What is the count of lines in the listing below that hold the string "chef"? Reply with that number alone.

———

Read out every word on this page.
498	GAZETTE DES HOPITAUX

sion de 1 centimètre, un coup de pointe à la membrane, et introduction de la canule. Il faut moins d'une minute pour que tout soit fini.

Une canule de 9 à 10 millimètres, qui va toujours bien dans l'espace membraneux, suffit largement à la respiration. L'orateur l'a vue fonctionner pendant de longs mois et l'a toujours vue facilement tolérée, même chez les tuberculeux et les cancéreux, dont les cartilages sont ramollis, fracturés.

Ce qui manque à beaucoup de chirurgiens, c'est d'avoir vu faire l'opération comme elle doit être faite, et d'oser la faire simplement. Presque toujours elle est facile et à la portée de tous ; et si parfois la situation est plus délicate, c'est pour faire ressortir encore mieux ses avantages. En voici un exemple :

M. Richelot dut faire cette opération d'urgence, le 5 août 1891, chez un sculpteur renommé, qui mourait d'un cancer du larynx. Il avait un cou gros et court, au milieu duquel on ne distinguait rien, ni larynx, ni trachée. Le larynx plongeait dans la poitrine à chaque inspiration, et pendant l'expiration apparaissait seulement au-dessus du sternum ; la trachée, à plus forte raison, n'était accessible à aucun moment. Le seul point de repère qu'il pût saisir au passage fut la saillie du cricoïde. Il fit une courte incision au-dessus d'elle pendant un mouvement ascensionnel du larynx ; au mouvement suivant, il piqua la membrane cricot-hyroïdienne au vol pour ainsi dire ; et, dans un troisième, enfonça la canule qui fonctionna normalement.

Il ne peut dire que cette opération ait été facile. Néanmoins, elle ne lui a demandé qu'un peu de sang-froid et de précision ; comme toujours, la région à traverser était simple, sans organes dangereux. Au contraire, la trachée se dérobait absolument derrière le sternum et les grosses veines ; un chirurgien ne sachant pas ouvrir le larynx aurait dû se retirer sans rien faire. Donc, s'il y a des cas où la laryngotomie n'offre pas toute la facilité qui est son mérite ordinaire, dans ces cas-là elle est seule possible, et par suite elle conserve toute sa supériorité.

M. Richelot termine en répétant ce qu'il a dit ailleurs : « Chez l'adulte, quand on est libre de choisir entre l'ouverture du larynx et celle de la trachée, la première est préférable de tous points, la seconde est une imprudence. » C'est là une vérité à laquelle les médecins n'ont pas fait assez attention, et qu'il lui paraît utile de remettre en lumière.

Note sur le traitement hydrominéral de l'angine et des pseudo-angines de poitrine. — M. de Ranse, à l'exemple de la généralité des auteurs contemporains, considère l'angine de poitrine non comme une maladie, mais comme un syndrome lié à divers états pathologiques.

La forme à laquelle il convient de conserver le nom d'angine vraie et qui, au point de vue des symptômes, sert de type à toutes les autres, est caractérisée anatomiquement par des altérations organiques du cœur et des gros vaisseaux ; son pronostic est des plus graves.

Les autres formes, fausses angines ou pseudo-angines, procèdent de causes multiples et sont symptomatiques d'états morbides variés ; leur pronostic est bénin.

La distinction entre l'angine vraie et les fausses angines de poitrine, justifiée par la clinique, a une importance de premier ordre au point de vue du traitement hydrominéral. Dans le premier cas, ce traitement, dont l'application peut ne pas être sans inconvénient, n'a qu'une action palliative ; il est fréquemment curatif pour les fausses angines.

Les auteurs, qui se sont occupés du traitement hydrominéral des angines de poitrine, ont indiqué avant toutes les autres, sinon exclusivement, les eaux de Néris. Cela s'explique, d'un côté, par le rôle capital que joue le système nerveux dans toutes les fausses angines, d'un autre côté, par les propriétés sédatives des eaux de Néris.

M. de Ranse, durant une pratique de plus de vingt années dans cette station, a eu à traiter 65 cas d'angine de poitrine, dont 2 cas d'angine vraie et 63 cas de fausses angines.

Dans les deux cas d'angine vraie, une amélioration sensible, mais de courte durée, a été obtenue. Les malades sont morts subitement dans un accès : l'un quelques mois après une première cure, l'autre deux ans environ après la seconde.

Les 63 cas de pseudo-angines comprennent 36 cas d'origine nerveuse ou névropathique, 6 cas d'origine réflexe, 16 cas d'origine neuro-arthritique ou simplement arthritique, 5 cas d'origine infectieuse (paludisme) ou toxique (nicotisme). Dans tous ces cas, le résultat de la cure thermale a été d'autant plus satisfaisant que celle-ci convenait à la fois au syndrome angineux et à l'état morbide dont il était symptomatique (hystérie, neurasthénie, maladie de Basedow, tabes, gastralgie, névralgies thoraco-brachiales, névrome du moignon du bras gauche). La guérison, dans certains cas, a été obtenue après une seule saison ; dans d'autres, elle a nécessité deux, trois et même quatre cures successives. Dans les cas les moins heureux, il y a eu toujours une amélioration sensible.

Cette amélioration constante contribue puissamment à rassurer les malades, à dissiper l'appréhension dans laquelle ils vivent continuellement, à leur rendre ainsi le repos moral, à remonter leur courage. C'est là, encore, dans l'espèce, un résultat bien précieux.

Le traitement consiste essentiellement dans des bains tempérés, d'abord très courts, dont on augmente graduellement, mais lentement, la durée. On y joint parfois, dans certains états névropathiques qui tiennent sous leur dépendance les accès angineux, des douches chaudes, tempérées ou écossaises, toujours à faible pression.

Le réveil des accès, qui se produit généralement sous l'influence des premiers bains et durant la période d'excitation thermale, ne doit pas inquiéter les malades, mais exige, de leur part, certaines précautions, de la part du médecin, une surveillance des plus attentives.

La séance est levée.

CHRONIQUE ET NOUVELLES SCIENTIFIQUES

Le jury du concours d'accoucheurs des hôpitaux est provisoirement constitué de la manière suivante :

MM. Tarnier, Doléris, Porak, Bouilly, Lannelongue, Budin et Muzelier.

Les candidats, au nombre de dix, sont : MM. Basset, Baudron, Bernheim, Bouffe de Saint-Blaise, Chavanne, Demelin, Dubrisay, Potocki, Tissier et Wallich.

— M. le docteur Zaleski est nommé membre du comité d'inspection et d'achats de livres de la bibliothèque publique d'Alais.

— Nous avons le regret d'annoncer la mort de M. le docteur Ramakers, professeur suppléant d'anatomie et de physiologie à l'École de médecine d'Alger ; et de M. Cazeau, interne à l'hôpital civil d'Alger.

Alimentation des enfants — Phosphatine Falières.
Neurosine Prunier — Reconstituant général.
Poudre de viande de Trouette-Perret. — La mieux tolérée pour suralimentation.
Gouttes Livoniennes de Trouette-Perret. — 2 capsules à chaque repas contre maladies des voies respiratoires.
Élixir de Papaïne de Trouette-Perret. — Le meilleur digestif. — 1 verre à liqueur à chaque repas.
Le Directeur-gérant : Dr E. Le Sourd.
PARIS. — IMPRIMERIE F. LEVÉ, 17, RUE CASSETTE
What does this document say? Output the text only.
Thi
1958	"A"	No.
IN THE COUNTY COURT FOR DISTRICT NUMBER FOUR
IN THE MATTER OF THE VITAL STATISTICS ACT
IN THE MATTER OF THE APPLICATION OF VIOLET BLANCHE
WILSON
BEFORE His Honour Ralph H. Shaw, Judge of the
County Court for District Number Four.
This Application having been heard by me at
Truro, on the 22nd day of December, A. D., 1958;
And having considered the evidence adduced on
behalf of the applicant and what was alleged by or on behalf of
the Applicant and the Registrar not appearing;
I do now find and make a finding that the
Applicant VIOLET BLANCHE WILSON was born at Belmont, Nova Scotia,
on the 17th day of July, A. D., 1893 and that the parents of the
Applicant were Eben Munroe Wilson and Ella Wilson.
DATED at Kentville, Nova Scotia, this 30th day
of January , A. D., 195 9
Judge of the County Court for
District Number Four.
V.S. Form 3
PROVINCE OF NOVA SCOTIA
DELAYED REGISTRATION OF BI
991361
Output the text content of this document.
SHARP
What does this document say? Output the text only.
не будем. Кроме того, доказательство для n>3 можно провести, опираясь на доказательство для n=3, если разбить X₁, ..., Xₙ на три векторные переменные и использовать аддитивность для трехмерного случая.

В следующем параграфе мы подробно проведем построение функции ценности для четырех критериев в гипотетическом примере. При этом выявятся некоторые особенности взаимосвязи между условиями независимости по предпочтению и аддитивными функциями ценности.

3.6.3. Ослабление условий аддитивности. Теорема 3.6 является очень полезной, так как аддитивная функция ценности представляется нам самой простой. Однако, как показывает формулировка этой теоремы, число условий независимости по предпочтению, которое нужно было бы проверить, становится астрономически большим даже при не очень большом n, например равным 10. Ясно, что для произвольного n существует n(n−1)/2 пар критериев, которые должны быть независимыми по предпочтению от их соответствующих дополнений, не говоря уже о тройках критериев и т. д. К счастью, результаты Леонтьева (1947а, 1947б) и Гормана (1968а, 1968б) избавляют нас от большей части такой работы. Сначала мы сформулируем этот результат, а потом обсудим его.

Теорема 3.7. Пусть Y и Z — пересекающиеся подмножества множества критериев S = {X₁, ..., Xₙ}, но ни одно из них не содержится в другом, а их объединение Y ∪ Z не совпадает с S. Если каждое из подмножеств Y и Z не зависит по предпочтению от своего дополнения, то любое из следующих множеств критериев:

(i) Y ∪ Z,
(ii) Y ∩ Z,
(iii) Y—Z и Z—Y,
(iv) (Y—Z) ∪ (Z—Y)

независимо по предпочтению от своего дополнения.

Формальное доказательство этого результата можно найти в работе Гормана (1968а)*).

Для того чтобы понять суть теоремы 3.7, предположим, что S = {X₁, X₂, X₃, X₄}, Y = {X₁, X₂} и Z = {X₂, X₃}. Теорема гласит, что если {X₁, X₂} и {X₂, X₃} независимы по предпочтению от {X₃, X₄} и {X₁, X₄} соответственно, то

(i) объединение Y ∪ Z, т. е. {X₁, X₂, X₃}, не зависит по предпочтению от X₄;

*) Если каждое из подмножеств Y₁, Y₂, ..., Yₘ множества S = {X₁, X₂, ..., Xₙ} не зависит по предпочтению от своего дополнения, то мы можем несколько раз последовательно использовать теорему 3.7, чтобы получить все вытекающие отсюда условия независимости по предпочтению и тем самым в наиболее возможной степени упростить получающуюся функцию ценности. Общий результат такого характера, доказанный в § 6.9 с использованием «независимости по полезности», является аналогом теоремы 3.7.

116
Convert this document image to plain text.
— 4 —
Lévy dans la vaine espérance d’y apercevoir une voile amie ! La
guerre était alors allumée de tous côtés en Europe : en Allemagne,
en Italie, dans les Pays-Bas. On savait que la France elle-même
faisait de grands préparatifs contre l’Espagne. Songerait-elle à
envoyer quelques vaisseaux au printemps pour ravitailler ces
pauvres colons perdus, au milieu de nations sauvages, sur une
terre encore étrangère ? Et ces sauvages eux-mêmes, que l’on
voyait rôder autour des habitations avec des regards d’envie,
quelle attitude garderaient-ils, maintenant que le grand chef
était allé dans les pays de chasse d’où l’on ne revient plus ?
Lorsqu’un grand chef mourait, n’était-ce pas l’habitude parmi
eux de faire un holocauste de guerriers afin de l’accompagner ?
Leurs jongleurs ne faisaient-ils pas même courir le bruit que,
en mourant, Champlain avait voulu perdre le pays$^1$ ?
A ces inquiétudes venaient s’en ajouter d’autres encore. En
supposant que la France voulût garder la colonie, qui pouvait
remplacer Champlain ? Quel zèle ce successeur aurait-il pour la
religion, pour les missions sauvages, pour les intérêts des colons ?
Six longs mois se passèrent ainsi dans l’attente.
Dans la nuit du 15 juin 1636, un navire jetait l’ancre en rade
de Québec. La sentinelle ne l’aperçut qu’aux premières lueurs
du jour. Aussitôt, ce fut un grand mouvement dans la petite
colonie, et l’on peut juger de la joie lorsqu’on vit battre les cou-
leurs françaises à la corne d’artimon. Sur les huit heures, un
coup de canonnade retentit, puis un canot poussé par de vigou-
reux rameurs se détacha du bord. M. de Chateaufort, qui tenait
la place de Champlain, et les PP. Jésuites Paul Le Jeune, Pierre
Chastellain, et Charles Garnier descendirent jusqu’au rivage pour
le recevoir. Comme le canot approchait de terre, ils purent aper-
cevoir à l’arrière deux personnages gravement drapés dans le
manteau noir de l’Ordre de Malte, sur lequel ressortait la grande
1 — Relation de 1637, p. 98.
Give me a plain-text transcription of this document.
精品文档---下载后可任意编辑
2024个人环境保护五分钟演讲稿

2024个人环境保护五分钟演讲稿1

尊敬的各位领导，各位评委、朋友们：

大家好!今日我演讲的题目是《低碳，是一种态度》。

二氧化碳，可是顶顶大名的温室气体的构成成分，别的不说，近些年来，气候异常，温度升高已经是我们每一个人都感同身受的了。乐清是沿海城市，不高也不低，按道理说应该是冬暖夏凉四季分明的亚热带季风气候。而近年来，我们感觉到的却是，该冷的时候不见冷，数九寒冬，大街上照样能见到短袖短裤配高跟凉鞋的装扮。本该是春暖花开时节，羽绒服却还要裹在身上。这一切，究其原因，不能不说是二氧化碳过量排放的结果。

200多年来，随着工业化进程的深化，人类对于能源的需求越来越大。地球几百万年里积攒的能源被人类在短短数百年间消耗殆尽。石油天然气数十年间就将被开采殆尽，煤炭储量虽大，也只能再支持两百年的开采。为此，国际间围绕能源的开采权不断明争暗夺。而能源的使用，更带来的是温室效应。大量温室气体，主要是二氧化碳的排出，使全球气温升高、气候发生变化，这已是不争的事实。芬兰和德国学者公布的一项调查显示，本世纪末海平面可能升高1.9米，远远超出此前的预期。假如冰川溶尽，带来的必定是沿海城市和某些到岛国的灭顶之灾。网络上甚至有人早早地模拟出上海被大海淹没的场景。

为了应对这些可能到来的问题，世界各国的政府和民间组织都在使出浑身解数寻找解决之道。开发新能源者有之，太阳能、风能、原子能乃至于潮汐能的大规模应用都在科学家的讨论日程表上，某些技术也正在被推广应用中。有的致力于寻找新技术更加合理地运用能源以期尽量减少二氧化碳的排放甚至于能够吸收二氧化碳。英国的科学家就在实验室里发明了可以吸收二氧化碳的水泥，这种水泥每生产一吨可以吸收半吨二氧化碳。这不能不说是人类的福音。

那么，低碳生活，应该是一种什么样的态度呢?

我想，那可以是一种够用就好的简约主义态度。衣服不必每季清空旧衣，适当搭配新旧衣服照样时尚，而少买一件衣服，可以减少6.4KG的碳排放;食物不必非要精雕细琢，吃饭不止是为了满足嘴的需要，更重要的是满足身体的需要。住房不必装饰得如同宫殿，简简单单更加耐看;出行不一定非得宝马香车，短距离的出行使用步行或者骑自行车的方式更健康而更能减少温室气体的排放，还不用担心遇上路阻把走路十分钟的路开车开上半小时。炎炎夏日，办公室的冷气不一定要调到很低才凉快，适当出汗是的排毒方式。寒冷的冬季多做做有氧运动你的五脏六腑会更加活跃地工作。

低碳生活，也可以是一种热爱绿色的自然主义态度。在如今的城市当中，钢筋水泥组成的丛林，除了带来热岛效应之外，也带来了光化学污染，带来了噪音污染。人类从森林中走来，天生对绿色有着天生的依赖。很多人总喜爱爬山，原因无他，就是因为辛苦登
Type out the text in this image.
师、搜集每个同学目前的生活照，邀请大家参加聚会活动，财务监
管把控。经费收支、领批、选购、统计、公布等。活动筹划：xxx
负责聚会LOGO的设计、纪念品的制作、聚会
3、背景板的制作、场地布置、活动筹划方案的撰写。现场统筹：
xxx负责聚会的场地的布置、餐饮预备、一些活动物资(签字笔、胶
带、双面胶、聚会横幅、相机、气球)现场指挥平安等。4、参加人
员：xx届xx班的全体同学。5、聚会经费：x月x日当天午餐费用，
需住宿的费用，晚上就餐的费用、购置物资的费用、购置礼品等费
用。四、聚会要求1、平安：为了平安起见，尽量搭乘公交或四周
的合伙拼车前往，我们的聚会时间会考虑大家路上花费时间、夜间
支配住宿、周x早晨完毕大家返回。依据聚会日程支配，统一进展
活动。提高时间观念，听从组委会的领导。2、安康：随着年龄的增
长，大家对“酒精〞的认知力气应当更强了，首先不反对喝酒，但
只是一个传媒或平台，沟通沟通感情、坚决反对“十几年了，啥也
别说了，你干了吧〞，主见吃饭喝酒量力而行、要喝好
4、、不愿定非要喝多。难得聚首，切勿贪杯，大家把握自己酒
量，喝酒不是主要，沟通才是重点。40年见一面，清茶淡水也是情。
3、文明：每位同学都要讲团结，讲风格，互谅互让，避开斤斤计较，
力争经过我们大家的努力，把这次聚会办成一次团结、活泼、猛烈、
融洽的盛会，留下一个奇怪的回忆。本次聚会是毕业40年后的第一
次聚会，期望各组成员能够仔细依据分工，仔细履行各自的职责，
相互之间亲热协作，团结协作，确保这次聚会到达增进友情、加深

———

**ANSWER TO THE PROBLEM**
2